PROBLEM STATEMENT: Reproduce every entry exactly and leave its pictures out.

(Collection entries)

============

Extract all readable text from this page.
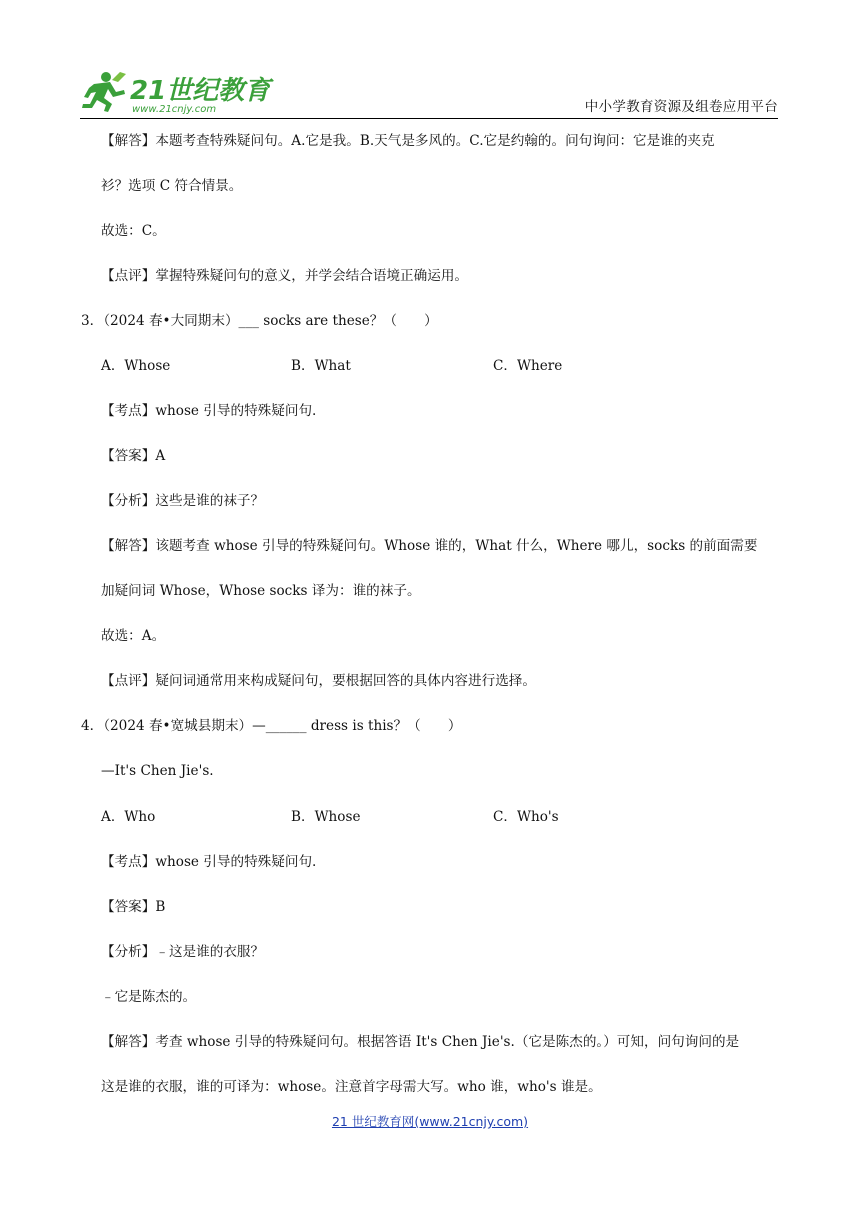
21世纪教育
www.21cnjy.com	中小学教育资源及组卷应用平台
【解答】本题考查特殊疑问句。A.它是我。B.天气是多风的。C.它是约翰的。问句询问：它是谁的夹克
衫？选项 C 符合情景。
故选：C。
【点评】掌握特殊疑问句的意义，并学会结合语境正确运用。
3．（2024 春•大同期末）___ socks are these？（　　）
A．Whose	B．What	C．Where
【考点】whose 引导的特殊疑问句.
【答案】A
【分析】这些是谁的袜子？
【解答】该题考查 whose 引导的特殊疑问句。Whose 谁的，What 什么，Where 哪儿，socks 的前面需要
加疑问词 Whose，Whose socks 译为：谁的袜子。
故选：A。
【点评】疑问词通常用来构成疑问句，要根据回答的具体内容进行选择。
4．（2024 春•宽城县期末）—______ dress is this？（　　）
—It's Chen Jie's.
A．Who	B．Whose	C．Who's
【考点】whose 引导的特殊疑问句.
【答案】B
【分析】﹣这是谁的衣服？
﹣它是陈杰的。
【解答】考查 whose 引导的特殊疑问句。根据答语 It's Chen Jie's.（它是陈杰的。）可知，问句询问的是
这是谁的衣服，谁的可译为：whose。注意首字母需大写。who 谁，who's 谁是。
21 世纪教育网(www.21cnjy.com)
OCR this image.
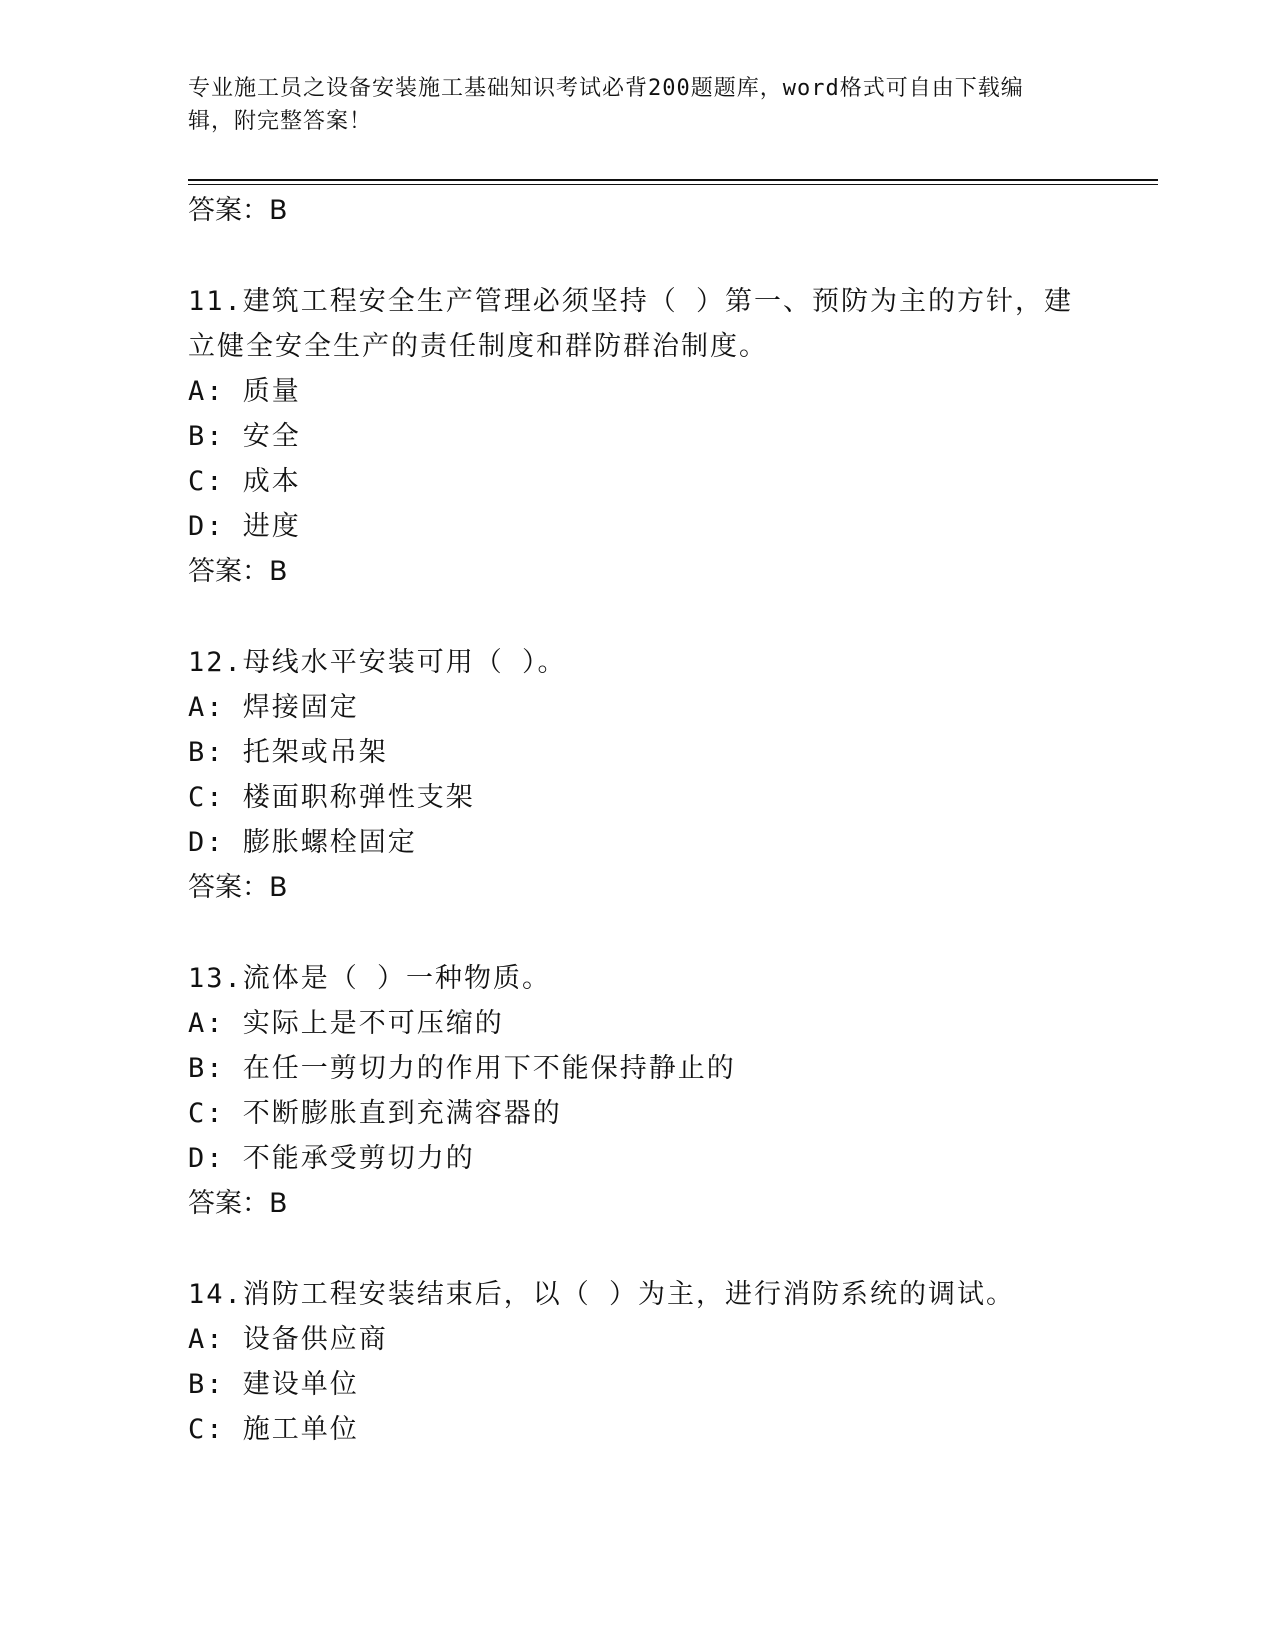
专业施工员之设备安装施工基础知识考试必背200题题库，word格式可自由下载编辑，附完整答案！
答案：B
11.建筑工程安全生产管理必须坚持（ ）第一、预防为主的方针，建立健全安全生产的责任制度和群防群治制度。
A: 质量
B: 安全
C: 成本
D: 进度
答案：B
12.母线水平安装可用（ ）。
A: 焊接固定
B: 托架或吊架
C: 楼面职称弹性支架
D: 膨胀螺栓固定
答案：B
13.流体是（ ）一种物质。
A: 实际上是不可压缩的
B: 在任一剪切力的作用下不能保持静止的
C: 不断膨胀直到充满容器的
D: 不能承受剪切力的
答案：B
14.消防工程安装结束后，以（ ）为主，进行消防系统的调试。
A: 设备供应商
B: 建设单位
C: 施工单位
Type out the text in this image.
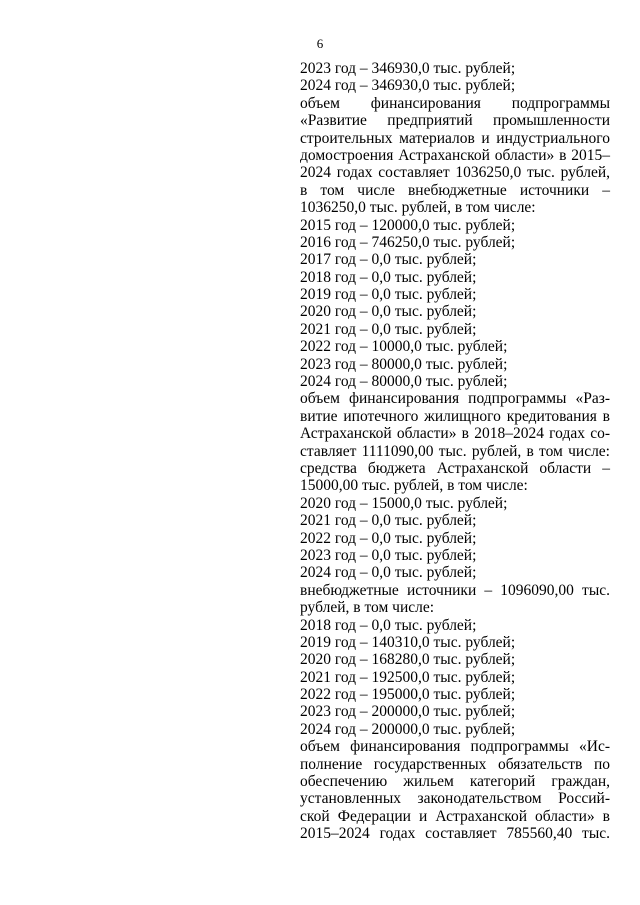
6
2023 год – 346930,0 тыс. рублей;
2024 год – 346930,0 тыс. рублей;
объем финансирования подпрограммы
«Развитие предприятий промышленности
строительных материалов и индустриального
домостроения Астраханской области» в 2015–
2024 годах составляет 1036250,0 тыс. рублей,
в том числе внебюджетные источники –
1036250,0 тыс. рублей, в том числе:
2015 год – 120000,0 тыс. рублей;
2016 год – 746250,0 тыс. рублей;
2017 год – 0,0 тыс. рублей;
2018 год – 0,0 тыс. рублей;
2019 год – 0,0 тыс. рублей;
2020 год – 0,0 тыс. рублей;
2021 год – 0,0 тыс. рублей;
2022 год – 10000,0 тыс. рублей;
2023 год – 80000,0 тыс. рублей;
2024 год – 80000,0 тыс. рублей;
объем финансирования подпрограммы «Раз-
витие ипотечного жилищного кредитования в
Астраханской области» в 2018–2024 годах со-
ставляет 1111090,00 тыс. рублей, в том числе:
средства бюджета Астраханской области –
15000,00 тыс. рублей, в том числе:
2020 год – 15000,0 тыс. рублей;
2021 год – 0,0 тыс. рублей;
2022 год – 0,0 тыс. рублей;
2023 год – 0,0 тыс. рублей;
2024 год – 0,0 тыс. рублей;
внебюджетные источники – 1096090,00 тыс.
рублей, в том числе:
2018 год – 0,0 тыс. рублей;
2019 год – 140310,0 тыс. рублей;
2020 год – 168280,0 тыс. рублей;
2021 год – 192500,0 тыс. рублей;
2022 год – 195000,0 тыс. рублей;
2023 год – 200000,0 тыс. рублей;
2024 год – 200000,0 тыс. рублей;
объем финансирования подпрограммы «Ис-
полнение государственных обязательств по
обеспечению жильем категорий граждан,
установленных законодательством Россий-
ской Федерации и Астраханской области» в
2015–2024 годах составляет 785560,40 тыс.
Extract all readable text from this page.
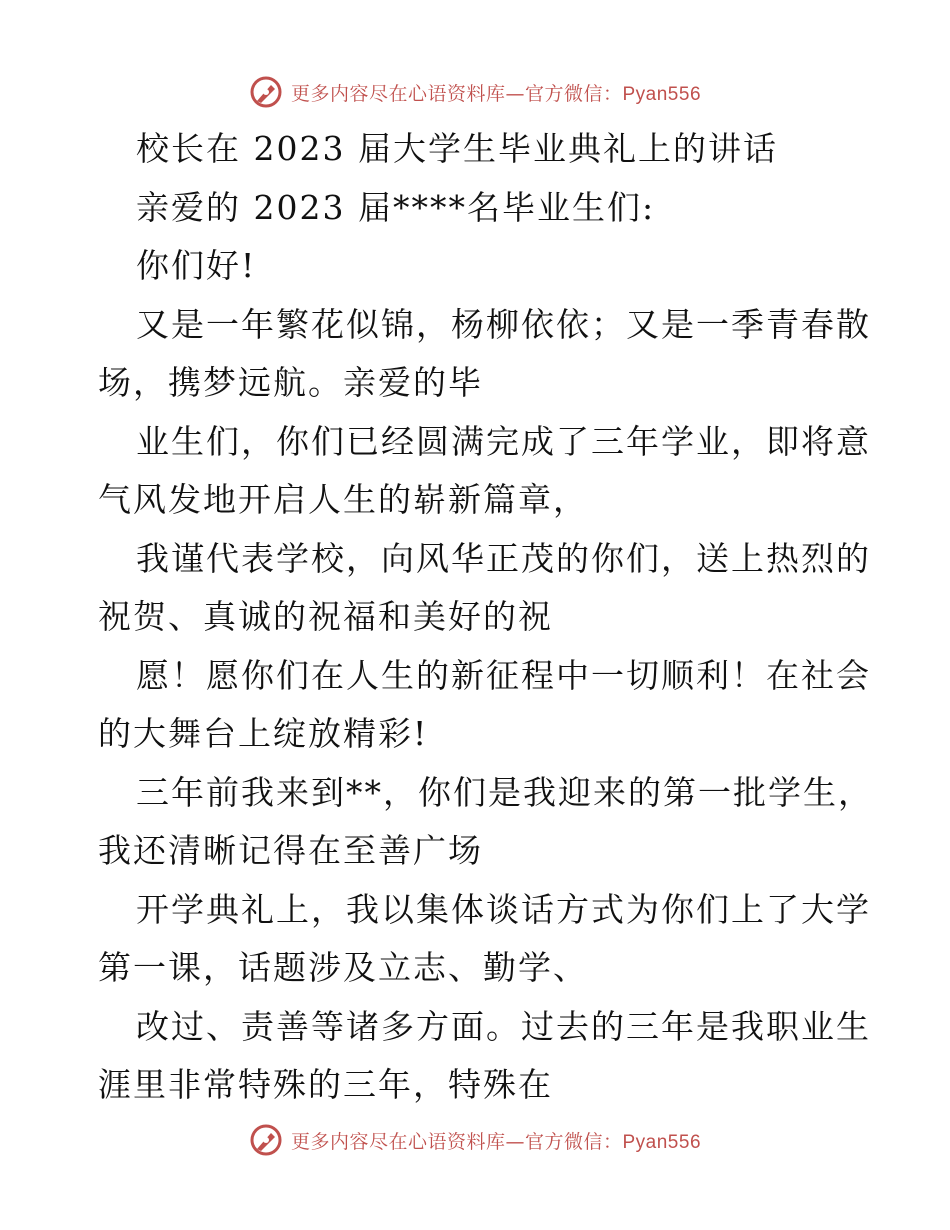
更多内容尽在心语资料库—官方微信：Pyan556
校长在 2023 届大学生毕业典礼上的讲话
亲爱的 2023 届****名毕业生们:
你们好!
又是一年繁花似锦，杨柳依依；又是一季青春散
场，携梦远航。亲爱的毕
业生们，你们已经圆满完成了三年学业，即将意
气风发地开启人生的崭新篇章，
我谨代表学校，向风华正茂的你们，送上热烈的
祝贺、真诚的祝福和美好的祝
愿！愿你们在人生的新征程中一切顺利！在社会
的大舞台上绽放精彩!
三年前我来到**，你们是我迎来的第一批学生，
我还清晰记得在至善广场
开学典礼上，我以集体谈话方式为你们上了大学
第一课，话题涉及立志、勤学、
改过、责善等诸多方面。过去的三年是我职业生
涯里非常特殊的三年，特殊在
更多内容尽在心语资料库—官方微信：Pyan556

============

TASK RESPONSE:
Extract all readable text from this page.
21世纪教育
www.21cnjy.com	中小学教育资源及组卷应用平台
【解答】本题考查特殊疑问句。A.它是我。B.天气是多风的。C.它是约翰的。问句询问：它是谁的夹克
衫？选项 C 符合情景。
故选：C。
【点评】掌握特殊疑问句的意义，并学会结合语境正确运用。
3．（2024 春•大同期末）___ socks are these？（　　）
A．Whose	B．What	C．Where
【考点】whose 引导的特殊疑问句.
【答案】A
【分析】这些是谁的袜子？
【解答】该题考查 whose 引导的特殊疑问句。Whose 谁的，What 什么，Where 哪儿，socks 的前面需要
加疑问词 Whose，Whose socks 译为：谁的袜子。
故选：A。
【点评】疑问词通常用来构成疑问句，要根据回答的具体内容进行选择。
4．（2024 春•宽城县期末）—______ dress is this？（　　）
—It's Chen Jie's.
A．Who	B．Whose	C．Who's
【考点】whose 引导的特殊疑问句.
【答案】B
【分析】﹣这是谁的衣服？
﹣它是陈杰的。
【解答】考查 whose 引导的特殊疑问句。根据答语 It's Chen Jie's.（它是陈杰的。）可知，问句询问的是
这是谁的衣服，谁的可译为：whose。注意首字母需大写。who 谁，who's 谁是。
21 世纪教育网(www.21cnjy.com)
OCR this image.
专业施工员之设备安装施工基础知识考试必背200题题库，word格式可自由下载编辑，附完整答案！
答案：B
11.建筑工程安全生产管理必须坚持（ ）第一、预防为主的方针，建立健全安全生产的责任制度和群防群治制度。
A: 质量
B: 安全
C: 成本
D: 进度
答案：B
12.母线水平安装可用（ ）。
A: 焊接固定
B: 托架或吊架
C: 楼面职称弹性支架
D: 膨胀螺栓固定
答案：B
13.流体是（ ）一种物质。
A: 实际上是不可压缩的
B: 在任一剪切力的作用下不能保持静止的
C: 不断膨胀直到充满容器的
D: 不能承受剪切力的
答案：B
14.消防工程安装结束后，以（ ）为主，进行消防系统的调试。
A: 设备供应商
B: 建设单位
C: 施工单位
Type out the text in this image.
6
2023 год – 346930,0 тыс. рублей;
2024 год – 346930,0 тыс. рублей;
объем финансирования подпрограммы
«Развитие предприятий промышленности
строительных материалов и индустриального
домостроения Астраханской области» в 2015–
2024 годах составляет 1036250,0 тыс. рублей,
в том числе внебюджетные источники –
1036250,0 тыс. рублей, в том числе:
2015 год – 120000,0 тыс. рублей;
2016 год – 746250,0 тыс. рублей;
2017 год – 0,0 тыс. рублей;
2018 год – 0,0 тыс. рублей;
2019 год – 0,0 тыс. рублей;
2020 год – 0,0 тыс. рублей;
2021 год – 0,0 тыс. рублей;
2022 год – 10000,0 тыс. рублей;
2023 год – 80000,0 тыс. рублей;
2024 год – 80000,0 тыс. рублей;
объем финансирования подпрограммы «Раз-
витие ипотечного жилищного кредитования в
Астраханской области» в 2018–2024 годах со-
ставляет 1111090,00 тыс. рублей, в том числе:
средства бюджета Астраханской области –
15000,00 тыс. рублей, в том числе:
2020 год – 15000,0 тыс. рублей;
2021 год – 0,0 тыс. рублей;
2022 год – 0,0 тыс. рублей;
2023 год – 0,0 тыс. рублей;
2024 год – 0,0 тыс. рублей;
внебюджетные источники – 1096090,00 тыс.
рублей, в том числе:
2018 год – 0,0 тыс. рублей;
2019 год – 140310,0 тыс. рублей;
2020 год – 168280,0 тыс. рублей;
2021 год – 192500,0 тыс. рублей;
2022 год – 195000,0 тыс. рублей;
2023 год – 200000,0 тыс. рублей;
2024 год – 200000,0 тыс. рублей;
объем финансирования подпрограммы «Ис-
полнение государственных обязательств по
обеспечению жильем категорий граждан,
установленных законодательством Россий-
ской Федерации и Астраханской области» в
2015–2024 годах составляет 785560,40 тыс.
Extract all readable text from this page.
更多内容尽在心语资料库—官方微信：Pyan556
校长在 2023 届大学生毕业典礼上的讲话
亲爱的 2023 届****名毕业生们:
你们好!
又是一年繁花似锦，杨柳依依；又是一季青春散
场，携梦远航。亲爱的毕
业生们，你们已经圆满完成了三年学业，即将意
气风发地开启人生的崭新篇章，
我谨代表学校，向风华正茂的你们，送上热烈的
祝贺、真诚的祝福和美好的祝
愿！愿你们在人生的新征程中一切顺利！在社会
的大舞台上绽放精彩!
三年前我来到**，你们是我迎来的第一批学生，
我还清晰记得在至善广场
开学典礼上，我以集体谈话方式为你们上了大学
第一课，话题涉及立志、勤学、
改过、责善等诸多方面。过去的三年是我职业生
涯里非常特殊的三年，特殊在
更多内容尽在心语资料库—官方微信：Pyan556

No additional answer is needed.